__JOB__:
Extract the records below word for word and ignore the images.

★ ★ ★ ★

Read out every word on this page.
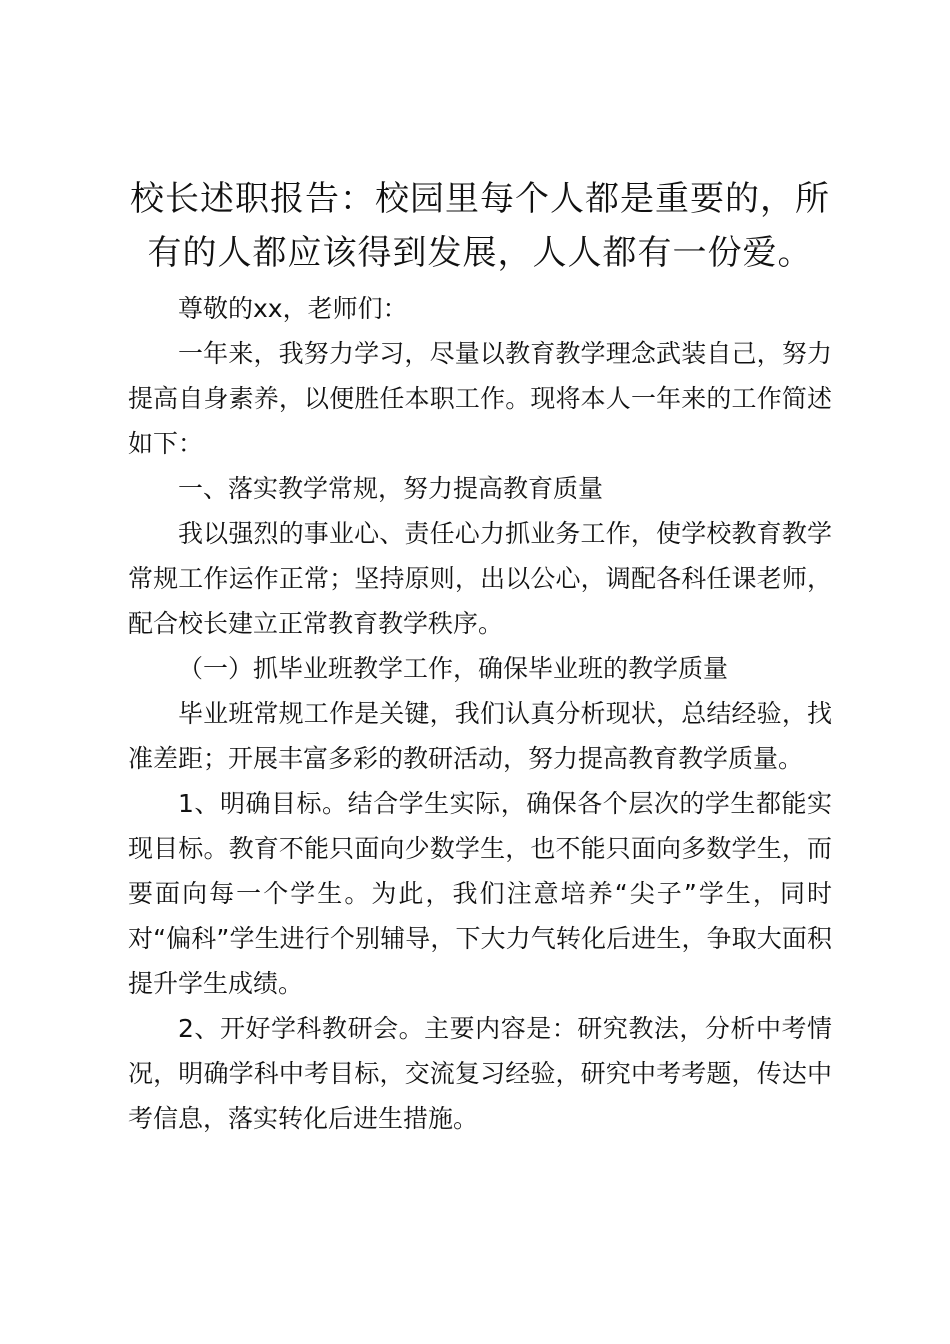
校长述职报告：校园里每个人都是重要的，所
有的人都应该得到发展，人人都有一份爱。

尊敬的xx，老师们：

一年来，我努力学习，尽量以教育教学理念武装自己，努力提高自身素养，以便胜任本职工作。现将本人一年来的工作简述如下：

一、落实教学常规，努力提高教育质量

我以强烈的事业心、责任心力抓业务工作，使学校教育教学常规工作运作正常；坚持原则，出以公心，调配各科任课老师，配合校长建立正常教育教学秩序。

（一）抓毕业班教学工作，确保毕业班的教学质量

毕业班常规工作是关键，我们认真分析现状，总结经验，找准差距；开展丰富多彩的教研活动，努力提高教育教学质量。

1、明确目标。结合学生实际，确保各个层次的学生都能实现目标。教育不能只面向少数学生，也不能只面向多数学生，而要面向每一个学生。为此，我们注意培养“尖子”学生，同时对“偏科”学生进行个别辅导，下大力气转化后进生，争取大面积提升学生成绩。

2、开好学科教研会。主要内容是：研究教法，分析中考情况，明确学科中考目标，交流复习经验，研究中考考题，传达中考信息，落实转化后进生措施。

★ ★ ★ ★

__ANSWER TO THIS EXERCISE__:
Read out every word on this page.
校长述职报告：校园里每个人都是重要的，所
有的人都应该得到发展，人人都有一份爱。

尊敬的xx，老师们：

一年来，我努力学习，尽量以教育教学理念武装自己，努力提高自身素养，以便胜任本职工作。现将本人一年来的工作简述如下：

一、落实教学常规，努力提高教育质量

我以强烈的事业心、责任心力抓业务工作，使学校教育教学常规工作运作正常；坚持原则，出以公心，调配各科任课老师，配合校长建立正常教育教学秩序。

（一）抓毕业班教学工作，确保毕业班的教学质量

毕业班常规工作是关键，我们认真分析现状，总结经验，找准差距；开展丰富多彩的教研活动，努力提高教育教学质量。

1、明确目标。结合学生实际，确保各个层次的学生都能实现目标。教育不能只面向少数学生，也不能只面向多数学生，而要面向每一个学生。为此，我们注意培养“尖子”学生，同时对“偏科”学生进行个别辅导，下大力气转化后进生，争取大面积提升学生成绩。

2、开好学科教研会。主要内容是：研究教法，分析中考情况，明确学科中考目标，交流复习经验，研究中考考题，传达中考信息，落实转化后进生措施。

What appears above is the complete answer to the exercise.